**** Selección

Viendo una puesta de sol me asalta la duda de qué tipo de belleza podría ser. ¿Puede tener alguna relación con el Moisés de Miguel Ángel, por ejemplo?
Recuerdo, entonces, que para aclarar la percepción sobre la belleza se han suscitado debates en épocas de la historia y que, incluso, han terciado los filósofos.
Así, podemos percibir que un objeto guarda un orden y unas proporciones perfectas, o sea, «es bello por sí mismo». Tengo entendido que Platón decía que esa era una belleza «objetiva». La cuestión puede complicarse, y pensar que un objeto es bello porque así nos lo dicta nuestra sensibilidad y formación. Aristóteles nos indica que esa era la belleza «subjetiva».
Pero esos postulados no me aclaran demasiado y no sabría dónde englobar mi crepúsculo, donde predominan el equilibrio y una armonía ideal. Es para mí, belleza subjetiva y objetiva a la vez. Entonces vuelvo al punto de partida de mi pregunta y llego a la conclusión de que, tal vez, llegado el momento, lo mejor sería dirigir mi mirada al ocaso y aplaudir los últimos rayos del día.
Al fin y al cabo, Santiago Rusiñol y sus amigos del Cau Ferrat solían hacerlo en Sitges.

Miro una fotografía
«Sola. Estoy sola. Siempre estoy sola», dejó escrito Marilyn Monroe en uno de sus cuadernos descubiertos hace pocos años.
El mito erótico no era nada más que una mujer asustada. Tuvo tres maridos y demasiados amantes que no llegaron a comprenderla, porque esa sensación de inseguridad, soledad y miedo permaneció hasta su muerte. Tal vez el hombre que mejor la entendió fue Arthur Miller. Con él se casó en 1956. Para entonces, los medios ya habían creado una Marilyn superficial. Arthur, en cambio, valoró su talento e hizo que ella se lo creyera, pero en 1961 se separaron.
Miro una fotografía de 1961 durante una pausa del rodaje de Vidas rebeldes, película bellísima, crepuscular, de corazones rotos y solitarios; testamento cinematográfico de sus protagonistas. En ella vemos a una mujer mirando con ternura a una niña, que lleva unas gafas de sol del tipo corazón, parecidas a las que algunas veces usaba Marilyn. La mujer, a la que se ve feliz en este momento, sonríe a una niña guapa como son todas las niñas. Ambas tienen nombre, pero aquí no tiene importancia.
Hay un hombre en la escena en un segundo plano que aún importa menos. La mujer que miraba con ternura a la niña murió un año más tarde, se llamaba Norma Jean Baker. Marilyn permanece con nosotros.

********

Tareas del ejercicio =>
1. Explica qué justificación ofrece la selección para la idea de aplaudir los últimos rayos del día.
2. Copia, por favor, el fragmento de la selección desde "Viendo una puesta" hasta "Ángel, por ejemplo?".

**** Registros

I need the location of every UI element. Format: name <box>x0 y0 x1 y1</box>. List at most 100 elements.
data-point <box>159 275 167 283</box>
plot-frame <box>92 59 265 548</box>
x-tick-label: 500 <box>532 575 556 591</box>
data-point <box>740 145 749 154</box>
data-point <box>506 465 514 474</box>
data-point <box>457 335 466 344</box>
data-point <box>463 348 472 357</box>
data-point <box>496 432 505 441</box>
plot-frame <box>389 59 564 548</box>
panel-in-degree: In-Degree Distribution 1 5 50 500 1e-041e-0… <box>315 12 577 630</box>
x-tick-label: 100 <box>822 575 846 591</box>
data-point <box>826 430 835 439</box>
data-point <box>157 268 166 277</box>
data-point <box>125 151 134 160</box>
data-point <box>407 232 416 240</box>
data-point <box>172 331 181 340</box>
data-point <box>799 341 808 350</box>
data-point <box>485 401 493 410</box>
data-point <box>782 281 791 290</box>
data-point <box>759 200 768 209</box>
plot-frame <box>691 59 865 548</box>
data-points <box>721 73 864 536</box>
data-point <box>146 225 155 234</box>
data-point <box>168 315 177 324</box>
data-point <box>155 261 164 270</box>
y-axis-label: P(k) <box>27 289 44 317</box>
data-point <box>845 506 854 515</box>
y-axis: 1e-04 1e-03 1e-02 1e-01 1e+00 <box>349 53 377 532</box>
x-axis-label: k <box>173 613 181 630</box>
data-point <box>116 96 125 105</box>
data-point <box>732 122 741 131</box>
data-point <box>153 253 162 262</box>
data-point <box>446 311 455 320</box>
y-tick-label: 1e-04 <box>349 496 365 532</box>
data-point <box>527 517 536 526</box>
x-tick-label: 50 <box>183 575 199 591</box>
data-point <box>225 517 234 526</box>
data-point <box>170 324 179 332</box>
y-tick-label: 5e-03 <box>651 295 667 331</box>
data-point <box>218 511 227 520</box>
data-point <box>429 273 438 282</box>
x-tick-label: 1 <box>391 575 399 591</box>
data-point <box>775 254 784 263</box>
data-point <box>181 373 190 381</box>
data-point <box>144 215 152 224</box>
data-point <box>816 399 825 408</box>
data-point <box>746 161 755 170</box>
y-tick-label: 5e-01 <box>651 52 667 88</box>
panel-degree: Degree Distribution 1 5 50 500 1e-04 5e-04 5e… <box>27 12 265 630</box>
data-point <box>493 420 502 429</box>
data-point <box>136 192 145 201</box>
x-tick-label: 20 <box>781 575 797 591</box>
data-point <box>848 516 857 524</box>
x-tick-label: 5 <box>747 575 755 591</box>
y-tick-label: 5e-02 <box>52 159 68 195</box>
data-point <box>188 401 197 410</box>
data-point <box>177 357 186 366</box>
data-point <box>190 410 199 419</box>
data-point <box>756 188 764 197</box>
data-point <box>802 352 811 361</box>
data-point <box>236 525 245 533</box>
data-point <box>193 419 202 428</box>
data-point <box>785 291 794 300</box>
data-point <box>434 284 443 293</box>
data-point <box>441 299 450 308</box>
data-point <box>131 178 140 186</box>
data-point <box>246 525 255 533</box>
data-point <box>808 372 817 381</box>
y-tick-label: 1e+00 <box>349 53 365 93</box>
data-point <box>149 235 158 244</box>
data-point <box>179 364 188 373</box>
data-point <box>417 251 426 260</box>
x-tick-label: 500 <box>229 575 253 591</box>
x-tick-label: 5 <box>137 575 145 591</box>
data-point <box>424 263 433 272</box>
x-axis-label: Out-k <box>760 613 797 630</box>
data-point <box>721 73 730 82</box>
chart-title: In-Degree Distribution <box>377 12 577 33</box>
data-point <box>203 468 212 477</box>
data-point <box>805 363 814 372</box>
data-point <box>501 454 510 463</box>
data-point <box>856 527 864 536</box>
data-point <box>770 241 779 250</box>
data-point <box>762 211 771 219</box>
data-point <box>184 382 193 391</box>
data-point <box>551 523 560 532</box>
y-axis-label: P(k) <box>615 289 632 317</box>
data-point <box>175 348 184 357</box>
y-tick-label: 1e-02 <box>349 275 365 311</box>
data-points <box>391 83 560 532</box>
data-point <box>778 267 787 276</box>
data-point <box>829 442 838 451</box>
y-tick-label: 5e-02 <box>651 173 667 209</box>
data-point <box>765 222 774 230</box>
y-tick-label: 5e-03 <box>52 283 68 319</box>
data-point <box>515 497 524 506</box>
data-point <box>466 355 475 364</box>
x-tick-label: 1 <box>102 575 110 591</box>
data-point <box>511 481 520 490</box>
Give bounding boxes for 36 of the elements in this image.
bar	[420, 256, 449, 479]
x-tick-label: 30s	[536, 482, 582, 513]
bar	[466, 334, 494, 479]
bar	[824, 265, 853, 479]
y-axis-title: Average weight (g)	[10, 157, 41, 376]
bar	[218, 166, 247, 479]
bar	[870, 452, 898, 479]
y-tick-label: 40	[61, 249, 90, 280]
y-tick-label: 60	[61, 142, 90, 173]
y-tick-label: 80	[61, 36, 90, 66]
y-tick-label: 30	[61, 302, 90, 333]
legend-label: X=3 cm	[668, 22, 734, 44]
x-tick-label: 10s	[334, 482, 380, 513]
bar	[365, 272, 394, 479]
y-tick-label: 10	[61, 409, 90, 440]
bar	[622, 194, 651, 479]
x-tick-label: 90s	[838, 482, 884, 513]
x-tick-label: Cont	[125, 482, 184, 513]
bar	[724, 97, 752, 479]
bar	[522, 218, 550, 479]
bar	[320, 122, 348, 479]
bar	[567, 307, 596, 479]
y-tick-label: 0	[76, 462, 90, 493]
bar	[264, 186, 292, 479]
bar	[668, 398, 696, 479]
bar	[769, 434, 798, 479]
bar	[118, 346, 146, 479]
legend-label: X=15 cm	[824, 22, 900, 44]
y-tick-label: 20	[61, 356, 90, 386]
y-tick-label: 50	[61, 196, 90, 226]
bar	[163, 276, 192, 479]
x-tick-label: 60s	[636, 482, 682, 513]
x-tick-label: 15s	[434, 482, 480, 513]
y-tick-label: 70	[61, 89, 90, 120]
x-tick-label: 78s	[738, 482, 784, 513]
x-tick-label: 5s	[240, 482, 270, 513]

********

Resultados del ejercicio =>
1. La selección la justifica con un precedente: Santiago Rusiñol y sus amigos del Cau Ferrat solían hacerlo en Sitges.

2.
Viendo una puesta de sol me asalta la duda de qué tipo de belleza podría ser. ¿Puede tener alguna relación con el Moisés de Miguel Ángel, por ejemplo?